[Data shown start]
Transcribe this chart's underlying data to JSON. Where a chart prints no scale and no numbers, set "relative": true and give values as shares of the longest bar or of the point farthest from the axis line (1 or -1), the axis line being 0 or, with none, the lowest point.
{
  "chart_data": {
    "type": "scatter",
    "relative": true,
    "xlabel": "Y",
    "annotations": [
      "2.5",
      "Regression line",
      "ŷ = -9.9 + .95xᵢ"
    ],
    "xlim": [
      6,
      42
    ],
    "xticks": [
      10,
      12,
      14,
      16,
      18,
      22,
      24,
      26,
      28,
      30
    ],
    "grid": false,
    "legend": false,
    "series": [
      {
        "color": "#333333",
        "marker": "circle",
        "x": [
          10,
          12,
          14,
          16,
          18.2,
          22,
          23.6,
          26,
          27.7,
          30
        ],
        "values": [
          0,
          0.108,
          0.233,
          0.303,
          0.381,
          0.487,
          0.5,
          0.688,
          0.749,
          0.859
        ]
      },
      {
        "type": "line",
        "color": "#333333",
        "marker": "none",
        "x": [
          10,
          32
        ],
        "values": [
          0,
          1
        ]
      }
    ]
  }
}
[Data shown end]
_Required task:_
The records above should be duplicated in full, exactly as given.

_Task answer:_
Transcribe this chart's underlying data to JSON. Where a chart prints no scale and no numbers, set "relative": true and give values as shares of the longest bar or of the point farthest from the axis line (1 or -1), the axis line being 0 or, with none, the lowest point.
{
  "chart_data": {
    "type": "scatter",
    "relative": true,
    "xlabel": "Y",
    "annotations": [
      "2.5",
      "Regression line",
      "ŷ = -9.9 + .95xᵢ"
    ],
    "xlim": [
      6,
      42
    ],
    "xticks": [
      10,
      12,
      14,
      16,
      18,
      22,
      24,
      26,
      28,
      30
    ],
    "grid": false,
    "legend": false,
    "series": [
      {
        "color": "#333333",
        "marker": "circle",
        "x": [
          10,
          12,
          14,
          16,
          18.2,
          22,
          23.6,
          26,
          27.7,
          30
        ],
        "values": [
          0,
          0.108,
          0.233,
          0.303,
          0.381,
          0.487,
          0.5,
          0.688,
          0.749,
          0.859
        ]
      },
      {
        "type": "line",
        "color": "#333333",
        "marker": "none",
        "x": [
          10,
          32
        ],
        "values": [
          0,
          1
        ]
      }
    ]
  }
}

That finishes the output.